[Source records start]

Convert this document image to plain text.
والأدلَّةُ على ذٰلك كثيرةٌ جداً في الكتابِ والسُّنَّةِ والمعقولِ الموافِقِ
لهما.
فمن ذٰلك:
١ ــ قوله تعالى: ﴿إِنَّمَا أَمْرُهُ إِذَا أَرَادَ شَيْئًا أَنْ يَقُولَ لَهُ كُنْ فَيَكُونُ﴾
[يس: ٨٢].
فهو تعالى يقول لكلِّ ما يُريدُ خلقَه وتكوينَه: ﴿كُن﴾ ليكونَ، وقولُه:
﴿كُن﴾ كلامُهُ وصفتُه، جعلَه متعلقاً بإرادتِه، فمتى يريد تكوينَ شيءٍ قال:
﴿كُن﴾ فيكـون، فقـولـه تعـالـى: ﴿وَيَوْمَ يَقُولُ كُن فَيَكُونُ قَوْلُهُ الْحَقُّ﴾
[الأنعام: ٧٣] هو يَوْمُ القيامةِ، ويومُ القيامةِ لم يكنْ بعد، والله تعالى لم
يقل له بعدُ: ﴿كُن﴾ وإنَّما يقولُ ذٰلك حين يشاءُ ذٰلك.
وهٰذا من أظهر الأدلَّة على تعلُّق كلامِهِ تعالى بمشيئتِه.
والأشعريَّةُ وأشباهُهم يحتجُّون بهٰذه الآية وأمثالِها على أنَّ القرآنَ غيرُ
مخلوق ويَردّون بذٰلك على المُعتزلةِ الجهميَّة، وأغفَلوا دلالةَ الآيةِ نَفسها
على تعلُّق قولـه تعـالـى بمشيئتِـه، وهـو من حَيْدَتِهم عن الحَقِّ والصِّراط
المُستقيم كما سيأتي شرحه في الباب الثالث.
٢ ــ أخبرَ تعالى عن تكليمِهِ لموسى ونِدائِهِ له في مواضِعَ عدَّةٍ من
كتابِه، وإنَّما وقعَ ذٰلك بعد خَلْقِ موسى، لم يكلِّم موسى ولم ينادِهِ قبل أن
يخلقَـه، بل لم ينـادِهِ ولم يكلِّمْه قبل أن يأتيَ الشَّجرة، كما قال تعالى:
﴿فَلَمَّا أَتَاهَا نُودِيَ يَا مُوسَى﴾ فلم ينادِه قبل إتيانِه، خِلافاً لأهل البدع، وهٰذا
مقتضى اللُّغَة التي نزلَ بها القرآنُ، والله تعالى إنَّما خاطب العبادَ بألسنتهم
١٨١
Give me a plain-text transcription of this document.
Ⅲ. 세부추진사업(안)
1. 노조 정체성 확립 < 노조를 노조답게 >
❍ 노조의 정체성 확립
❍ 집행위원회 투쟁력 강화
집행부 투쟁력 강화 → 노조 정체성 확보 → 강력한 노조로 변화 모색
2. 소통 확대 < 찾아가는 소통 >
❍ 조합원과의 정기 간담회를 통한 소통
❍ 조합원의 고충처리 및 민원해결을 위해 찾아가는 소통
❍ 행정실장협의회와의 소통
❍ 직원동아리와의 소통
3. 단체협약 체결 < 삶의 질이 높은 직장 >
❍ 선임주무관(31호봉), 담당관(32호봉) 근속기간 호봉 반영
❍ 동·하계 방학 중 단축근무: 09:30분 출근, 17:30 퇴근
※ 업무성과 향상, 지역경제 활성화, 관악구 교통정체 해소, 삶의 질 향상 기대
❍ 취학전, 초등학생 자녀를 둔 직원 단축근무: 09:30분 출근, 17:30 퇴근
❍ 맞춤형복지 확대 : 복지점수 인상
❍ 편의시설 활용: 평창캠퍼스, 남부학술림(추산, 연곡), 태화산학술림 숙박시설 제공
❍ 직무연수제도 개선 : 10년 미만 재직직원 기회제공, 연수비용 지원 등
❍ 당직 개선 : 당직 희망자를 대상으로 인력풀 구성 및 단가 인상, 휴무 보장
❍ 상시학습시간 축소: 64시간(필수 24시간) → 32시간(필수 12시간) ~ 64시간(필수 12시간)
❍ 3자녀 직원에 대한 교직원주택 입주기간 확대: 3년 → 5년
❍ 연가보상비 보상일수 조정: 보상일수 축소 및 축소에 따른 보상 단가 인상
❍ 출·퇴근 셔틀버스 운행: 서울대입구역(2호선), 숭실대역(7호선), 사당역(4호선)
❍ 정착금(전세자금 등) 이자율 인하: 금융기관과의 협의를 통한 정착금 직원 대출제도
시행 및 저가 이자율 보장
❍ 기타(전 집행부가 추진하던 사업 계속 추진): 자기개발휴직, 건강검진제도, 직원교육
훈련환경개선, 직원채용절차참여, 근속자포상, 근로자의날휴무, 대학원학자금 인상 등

[Source records end]

Beginning at the line that holds "Give me a plain-text", reproduce each line of the records above down to and including the last one.

Give me a plain-text transcription of this document.
Ⅲ. 세부추진사업(안)
1. 노조 정체성 확립 < 노조를 노조답게 >
❍ 노조의 정체성 확립
❍ 집행위원회 투쟁력 강화
집행부 투쟁력 강화 → 노조 정체성 확보 → 강력한 노조로 변화 모색
2. 소통 확대 < 찾아가는 소통 >
❍ 조합원과의 정기 간담회를 통한 소통
❍ 조합원의 고충처리 및 민원해결을 위해 찾아가는 소통
❍ 행정실장협의회와의 소통
❍ 직원동아리와의 소통
3. 단체협약 체결 < 삶의 질이 높은 직장 >
❍ 선임주무관(31호봉), 담당관(32호봉) 근속기간 호봉 반영
❍ 동·하계 방학 중 단축근무: 09:30분 출근, 17:30 퇴근
※ 업무성과 향상, 지역경제 활성화, 관악구 교통정체 해소, 삶의 질 향상 기대
❍ 취학전, 초등학생 자녀를 둔 직원 단축근무: 09:30분 출근, 17:30 퇴근
❍ 맞춤형복지 확대 : 복지점수 인상
❍ 편의시설 활용: 평창캠퍼스, 남부학술림(추산, 연곡), 태화산학술림 숙박시설 제공
❍ 직무연수제도 개선 : 10년 미만 재직직원 기회제공, 연수비용 지원 등
❍ 당직 개선 : 당직 희망자를 대상으로 인력풀 구성 및 단가 인상, 휴무 보장
❍ 상시학습시간 축소: 64시간(필수 24시간) → 32시간(필수 12시간) ~ 64시간(필수 12시간)
❍ 3자녀 직원에 대한 교직원주택 입주기간 확대: 3년 → 5년
❍ 연가보상비 보상일수 조정: 보상일수 축소 및 축소에 따른 보상 단가 인상
❍ 출·퇴근 셔틀버스 운행: 서울대입구역(2호선), 숭실대역(7호선), 사당역(4호선)
❍ 정착금(전세자금 등) 이자율 인하: 금융기관과의 협의를 통한 정착금 직원 대출제도
시행 및 저가 이자율 보장
❍ 기타(전 집행부가 추진하던 사업 계속 추진): 자기개발휴직, 건강검진제도, 직원교육
훈련환경개선, 직원채용절차참여, 근속자포상, 근로자의날휴무, 대학원학자금 인상 등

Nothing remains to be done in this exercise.